→ Exercise input:
## start

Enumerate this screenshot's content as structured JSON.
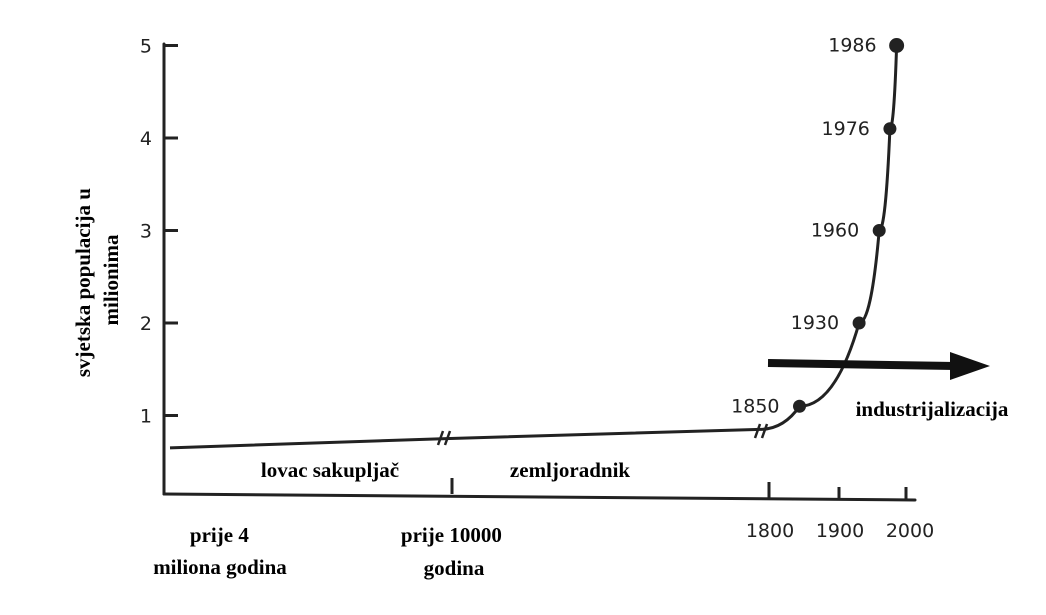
{
  "chart_data": {
    "type": "line",
    "ylabel_lines": [
      "svjetska populacija u",
      "milionima"
    ],
    "ylim": [
      0,
      5
    ],
    "y_ticks": [
      1,
      2,
      3,
      4,
      5
    ],
    "x_labels": {
      "start": [
        "prije 4",
        "miliona godina"
      ],
      "mid": [
        "prije 10000",
        "godina"
      ],
      "years": [
        "1800",
        "1900",
        "2000"
      ]
    },
    "eras": [
      "lovac sakupljač",
      "zemljoradnik",
      "industrijalizacija"
    ],
    "series": [
      {
        "points": [
          {
            "x": "prije 4 miliona godina",
            "y": 0.65
          },
          {
            "x": "prije 10000 godina",
            "y": 0.75
          },
          {
            "x": 1800,
            "y": 0.85
          },
          {
            "x": 1850,
            "y": 1.1,
            "label": "1850"
          },
          {
            "x": 1930,
            "y": 2.0,
            "label": "1930"
          },
          {
            "x": 1960,
            "y": 3.0,
            "label": "1960"
          },
          {
            "x": 1976,
            "y": 4.1,
            "label": "1976"
          },
          {
            "x": 1986,
            "y": 5.0,
            "label": "1986"
          }
        ]
      }
    ],
    "grid": false
  }
}
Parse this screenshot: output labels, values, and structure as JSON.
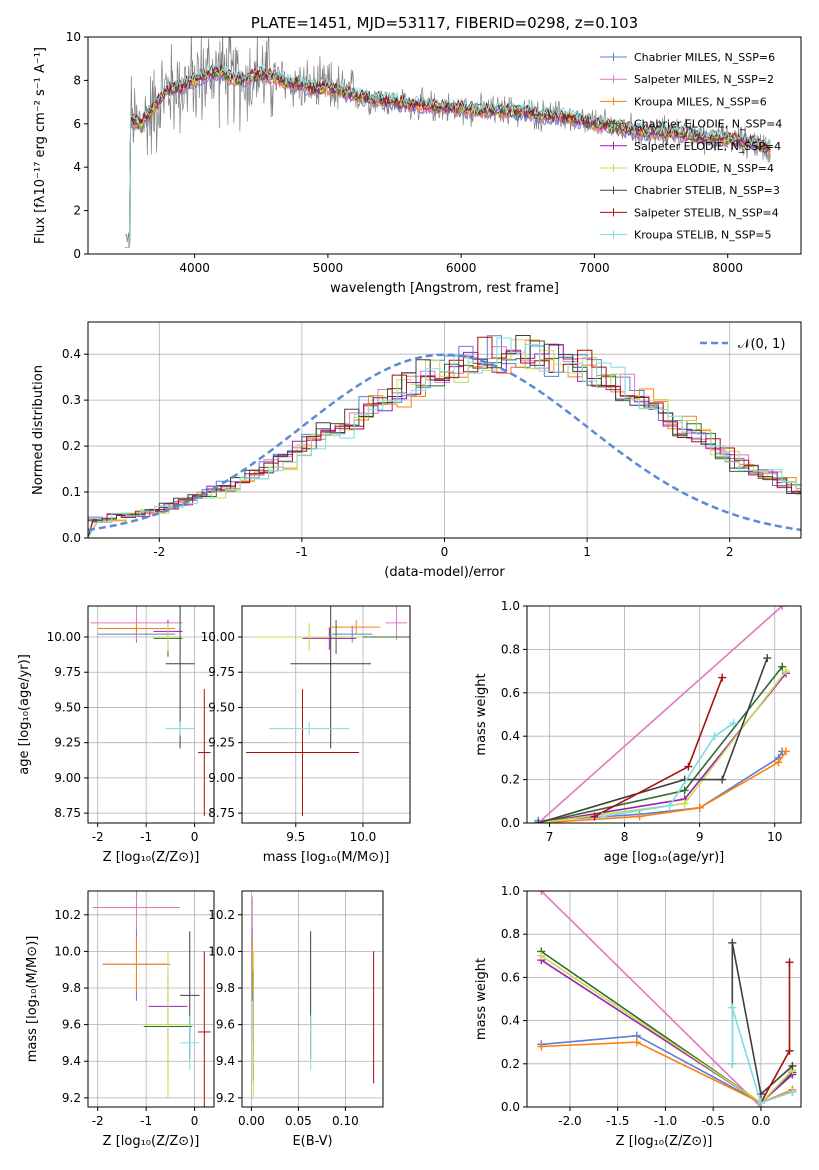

## end

→ Given task: Go through the records and gather the lines that hold "JSON".

→ Completed exercise:
Enumerate this screenshot's content as structured JSON.
Parse this screenshot: output labels, values, and structure as JSON.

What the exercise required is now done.